• [INSTRUÇÃO 1] Diga se cada afirmação a seguir está de acordo com o texto sobre a sabatina de Manuela d’Ávila. Responda sim ou não e cite literalmente as palavras do texto que decidem a questão. (a) Manuela d’Ávila defende a autonomia do Banco Central. (b) A pré-candidata tem 36 anos. (c) Ela pretende privatizar empresas estatais.
• [INSTRUÇÃO 2] Resuma em duas frases o texto sobre a sabatina de Manuela d’Ávila.
• [INSTRUÇÃO 3] Segundo o texto sobre a sabatina de Manuela d’Ávila, quais reformas ela defendeu?

• [FONTE]
=-=-=

A pré-candidata
do PCdoB à Presidência da República, Manuela d’Ávila, chegou à sabatina do
Correio Braziliense sorridente e descontraída. A postulante ao Palácio do
Planalto, de 36 anos, destacou dois temas: a ineficiência do Estado brasileiro
e a corrupção. “O Estado tem que ser garantidor de um conjunto de políticas
públicas de educação, saúde e segurança”, resumiu. Para ela, o país incrementou
ferramentas de combate à corrupção, mas não foi possível garantir que novos
casos acontecessem. “Temos que refletir por que nossas ferramentas ainda não
estão surtindo efeito”, explicou.
Manuela falou
de economia. Defendeu reformas, como a tributária e a da previdência, mas se
diz contrária à autonomia do Banco Central. “Ele tem que fazer parte de um
projeto de país. A quem serve sua autonomia total?”, questionou. A privatização
de estatais também está fora dos planos. “Querem privatizar a Petrobras, a
Eletrobras, que são empresas essenciais para a retomada do crescimento. Não é
um debate moral, mas estratégico.”
Mesmo com a
pressão para a unificação de uma candidatura de esquerda, ela é categórica.

=-=-=

• [ENTRADAS EXTRAÍDAS]
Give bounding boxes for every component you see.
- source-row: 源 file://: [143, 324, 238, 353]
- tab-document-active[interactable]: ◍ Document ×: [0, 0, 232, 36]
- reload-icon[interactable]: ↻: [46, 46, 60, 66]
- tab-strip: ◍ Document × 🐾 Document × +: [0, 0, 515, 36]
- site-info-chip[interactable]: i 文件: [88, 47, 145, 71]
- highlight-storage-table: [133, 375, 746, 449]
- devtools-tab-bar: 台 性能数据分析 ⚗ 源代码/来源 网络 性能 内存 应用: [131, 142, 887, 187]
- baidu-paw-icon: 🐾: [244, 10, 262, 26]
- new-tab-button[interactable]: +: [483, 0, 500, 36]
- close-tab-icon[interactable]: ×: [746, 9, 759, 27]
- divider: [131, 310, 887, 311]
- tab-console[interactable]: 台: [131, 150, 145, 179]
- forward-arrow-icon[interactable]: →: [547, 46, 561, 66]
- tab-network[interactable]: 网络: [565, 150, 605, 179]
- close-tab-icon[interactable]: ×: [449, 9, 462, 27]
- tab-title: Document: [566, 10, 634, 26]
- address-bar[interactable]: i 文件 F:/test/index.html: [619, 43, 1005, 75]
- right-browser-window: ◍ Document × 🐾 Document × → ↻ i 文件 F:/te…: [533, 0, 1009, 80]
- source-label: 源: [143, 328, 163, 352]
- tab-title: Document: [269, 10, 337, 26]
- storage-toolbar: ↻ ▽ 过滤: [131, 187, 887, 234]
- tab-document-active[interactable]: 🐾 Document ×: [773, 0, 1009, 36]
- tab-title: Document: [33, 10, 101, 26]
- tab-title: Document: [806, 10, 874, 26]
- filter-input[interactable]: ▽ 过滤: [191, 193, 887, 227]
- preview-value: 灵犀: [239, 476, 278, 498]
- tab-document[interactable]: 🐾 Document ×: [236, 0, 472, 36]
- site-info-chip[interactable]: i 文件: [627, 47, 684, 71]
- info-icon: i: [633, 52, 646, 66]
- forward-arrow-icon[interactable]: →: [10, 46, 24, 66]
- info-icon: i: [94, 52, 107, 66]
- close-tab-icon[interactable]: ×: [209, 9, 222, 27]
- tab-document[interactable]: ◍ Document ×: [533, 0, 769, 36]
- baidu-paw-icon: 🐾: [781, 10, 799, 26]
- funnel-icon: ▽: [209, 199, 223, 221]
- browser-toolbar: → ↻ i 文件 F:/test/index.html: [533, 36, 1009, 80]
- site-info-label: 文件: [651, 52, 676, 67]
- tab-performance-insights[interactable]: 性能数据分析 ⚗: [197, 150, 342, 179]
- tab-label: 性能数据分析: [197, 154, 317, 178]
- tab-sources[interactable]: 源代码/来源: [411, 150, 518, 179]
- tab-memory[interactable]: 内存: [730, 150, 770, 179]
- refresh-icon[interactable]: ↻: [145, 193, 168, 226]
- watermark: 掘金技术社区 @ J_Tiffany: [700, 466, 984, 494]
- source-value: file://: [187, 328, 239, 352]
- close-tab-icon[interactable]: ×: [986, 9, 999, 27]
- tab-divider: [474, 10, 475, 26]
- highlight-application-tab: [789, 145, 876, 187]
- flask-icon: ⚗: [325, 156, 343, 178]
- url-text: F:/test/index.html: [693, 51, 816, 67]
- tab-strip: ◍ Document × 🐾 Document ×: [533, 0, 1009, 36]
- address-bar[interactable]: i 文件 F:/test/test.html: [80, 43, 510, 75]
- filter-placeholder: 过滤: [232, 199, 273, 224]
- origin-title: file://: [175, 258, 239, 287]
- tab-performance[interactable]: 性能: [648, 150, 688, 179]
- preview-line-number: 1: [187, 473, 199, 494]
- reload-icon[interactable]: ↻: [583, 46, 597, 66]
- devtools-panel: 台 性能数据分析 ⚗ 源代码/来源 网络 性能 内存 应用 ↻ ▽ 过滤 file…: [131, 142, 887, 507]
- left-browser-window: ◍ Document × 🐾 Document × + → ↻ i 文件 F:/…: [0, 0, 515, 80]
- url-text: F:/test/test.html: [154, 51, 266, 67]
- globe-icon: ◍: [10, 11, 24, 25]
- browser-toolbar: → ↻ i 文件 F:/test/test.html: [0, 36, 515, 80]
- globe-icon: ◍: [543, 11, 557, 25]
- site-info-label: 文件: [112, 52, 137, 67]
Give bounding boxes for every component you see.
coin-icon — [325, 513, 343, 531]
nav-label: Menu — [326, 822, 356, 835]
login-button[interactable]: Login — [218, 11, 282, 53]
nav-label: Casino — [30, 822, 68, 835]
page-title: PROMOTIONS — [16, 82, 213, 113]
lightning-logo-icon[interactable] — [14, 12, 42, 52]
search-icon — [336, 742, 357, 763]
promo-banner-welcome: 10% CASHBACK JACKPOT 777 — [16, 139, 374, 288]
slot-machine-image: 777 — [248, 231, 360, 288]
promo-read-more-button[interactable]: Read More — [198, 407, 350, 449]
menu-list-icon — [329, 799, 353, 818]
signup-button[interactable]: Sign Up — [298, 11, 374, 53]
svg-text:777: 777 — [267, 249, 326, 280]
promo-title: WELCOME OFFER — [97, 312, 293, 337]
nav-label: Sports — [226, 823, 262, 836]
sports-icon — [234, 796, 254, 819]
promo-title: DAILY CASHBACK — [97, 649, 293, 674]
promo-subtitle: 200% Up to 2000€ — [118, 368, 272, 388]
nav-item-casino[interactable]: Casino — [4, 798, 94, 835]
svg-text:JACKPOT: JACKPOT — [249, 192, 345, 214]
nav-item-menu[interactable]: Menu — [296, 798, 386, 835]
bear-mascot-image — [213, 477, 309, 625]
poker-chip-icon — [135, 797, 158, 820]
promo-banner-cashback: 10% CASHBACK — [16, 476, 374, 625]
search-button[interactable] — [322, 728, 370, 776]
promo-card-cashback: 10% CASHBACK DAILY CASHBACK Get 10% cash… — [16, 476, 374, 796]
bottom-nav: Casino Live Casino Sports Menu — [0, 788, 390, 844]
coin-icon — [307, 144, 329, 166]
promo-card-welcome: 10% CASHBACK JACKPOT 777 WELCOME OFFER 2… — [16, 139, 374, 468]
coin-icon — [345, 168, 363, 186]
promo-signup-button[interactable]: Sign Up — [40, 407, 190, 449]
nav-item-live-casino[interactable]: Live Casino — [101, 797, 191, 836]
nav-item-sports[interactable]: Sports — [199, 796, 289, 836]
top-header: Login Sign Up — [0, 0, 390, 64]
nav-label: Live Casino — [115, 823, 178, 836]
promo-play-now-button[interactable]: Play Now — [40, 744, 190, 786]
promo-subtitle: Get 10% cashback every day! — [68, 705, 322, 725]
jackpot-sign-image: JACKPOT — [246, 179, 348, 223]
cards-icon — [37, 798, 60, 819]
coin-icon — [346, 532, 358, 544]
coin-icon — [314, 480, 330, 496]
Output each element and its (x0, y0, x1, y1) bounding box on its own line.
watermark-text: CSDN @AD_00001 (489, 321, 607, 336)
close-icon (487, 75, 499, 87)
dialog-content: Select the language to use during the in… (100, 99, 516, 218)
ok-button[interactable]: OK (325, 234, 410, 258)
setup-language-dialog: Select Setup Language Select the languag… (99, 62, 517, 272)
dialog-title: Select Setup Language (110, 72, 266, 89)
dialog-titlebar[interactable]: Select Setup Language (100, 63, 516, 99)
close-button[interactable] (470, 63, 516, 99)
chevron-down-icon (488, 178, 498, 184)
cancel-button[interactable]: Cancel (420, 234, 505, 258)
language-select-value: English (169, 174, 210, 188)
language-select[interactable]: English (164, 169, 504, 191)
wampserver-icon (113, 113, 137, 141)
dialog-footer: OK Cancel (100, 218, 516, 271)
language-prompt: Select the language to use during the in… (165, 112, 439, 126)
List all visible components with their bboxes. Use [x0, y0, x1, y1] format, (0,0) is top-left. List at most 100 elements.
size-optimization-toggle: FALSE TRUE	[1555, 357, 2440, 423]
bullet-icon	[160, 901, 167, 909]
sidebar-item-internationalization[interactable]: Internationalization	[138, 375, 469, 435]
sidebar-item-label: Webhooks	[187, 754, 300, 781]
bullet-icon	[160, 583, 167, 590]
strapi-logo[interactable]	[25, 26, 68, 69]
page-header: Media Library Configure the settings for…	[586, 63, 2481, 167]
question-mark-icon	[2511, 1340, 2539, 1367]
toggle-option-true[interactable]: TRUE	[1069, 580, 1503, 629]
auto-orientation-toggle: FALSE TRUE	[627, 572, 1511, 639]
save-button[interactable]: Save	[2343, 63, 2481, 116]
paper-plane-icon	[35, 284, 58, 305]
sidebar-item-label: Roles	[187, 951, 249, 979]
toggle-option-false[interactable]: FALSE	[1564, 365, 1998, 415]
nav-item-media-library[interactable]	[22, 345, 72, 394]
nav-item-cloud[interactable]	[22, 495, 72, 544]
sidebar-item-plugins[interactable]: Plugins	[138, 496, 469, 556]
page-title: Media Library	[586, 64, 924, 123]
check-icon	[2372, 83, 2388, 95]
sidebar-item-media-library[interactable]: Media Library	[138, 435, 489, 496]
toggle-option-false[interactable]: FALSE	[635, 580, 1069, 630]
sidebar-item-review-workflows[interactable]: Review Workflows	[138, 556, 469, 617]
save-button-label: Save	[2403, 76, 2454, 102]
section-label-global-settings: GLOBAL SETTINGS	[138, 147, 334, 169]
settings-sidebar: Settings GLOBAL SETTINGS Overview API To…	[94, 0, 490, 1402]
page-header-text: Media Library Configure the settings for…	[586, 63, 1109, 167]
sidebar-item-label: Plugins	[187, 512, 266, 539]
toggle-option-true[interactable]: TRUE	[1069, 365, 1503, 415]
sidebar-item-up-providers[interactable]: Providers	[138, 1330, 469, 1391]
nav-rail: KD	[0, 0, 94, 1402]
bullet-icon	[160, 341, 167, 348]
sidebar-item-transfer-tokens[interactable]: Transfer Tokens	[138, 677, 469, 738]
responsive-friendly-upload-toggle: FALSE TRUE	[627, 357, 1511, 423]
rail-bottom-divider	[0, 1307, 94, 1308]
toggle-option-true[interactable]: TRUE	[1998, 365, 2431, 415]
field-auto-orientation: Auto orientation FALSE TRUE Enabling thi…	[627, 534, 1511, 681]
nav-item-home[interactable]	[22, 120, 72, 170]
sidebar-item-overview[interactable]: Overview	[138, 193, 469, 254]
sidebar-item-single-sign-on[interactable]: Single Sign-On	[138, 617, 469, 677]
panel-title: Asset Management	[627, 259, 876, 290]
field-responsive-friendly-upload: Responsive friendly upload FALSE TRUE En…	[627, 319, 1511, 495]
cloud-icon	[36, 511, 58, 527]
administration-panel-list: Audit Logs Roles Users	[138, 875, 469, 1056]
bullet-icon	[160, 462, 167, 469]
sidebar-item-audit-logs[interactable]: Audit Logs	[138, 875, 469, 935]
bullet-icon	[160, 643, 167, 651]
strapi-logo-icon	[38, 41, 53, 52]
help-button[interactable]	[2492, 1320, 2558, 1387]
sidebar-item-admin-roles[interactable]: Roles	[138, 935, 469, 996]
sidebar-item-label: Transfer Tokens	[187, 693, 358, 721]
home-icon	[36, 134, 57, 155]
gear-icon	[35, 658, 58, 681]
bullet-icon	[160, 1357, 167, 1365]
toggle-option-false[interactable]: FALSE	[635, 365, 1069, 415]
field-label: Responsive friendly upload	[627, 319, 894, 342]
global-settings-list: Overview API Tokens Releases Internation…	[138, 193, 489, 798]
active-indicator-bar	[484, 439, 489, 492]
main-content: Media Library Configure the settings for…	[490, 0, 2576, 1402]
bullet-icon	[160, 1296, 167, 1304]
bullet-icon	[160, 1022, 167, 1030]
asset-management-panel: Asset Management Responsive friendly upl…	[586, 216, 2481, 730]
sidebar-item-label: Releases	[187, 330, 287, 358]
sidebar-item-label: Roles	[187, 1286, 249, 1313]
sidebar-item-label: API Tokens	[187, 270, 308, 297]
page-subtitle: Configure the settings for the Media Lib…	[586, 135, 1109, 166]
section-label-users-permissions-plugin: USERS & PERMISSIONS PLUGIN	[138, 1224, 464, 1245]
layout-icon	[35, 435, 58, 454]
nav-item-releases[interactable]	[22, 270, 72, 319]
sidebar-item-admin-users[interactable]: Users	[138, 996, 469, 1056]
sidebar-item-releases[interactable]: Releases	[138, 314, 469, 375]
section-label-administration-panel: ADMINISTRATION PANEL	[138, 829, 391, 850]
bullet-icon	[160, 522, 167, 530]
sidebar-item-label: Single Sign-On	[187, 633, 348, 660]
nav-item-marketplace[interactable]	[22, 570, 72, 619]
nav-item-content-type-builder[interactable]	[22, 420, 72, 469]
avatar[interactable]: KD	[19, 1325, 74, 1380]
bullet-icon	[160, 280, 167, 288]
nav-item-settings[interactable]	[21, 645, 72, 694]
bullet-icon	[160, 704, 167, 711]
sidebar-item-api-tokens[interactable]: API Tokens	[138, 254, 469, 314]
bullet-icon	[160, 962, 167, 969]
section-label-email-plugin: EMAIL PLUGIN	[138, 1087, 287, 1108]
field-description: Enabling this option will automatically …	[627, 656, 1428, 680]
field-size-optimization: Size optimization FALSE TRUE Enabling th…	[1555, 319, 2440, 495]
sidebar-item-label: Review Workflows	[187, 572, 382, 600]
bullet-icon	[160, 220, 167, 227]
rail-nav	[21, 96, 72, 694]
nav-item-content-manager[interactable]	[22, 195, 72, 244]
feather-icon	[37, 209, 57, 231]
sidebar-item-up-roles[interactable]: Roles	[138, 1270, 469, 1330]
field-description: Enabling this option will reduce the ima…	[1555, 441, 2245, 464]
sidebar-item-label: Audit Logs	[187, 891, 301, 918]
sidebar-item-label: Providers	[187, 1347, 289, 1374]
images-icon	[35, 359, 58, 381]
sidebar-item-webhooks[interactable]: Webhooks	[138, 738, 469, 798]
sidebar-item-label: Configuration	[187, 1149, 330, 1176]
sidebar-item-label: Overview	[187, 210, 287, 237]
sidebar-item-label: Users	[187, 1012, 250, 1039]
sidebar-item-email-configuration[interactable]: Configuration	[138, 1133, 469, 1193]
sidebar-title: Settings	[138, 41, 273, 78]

=-=-=

• [RESULTADO 1]
(a) Não: "mas se diz contrária à autonomia do Banco Central".
(b) Sim: "A postulante ao Palácio do Planalto, de 36 anos".
(c) Não: "A privatização de estatais também está fora dos planos."

• [RESULTADO 2] Na sabatina do Correio Braziliense, a pré-candidata do PCdoB à Presidência, Manuela d’Ávila, destacou a ineficiência do Estado brasileiro e a corrupção, e disse ser preciso refletir por que as ferramentas de combate à corrupção ainda não surtem efeito. Na economia, defendeu as reformas tributária e da previdência, mas se declarou contrária à autonomia do Banco Central e à privatização de estatais como a Petrobras e a Eletrobras.

• [RESULTADO 3] A reforma tributária e a da previdência.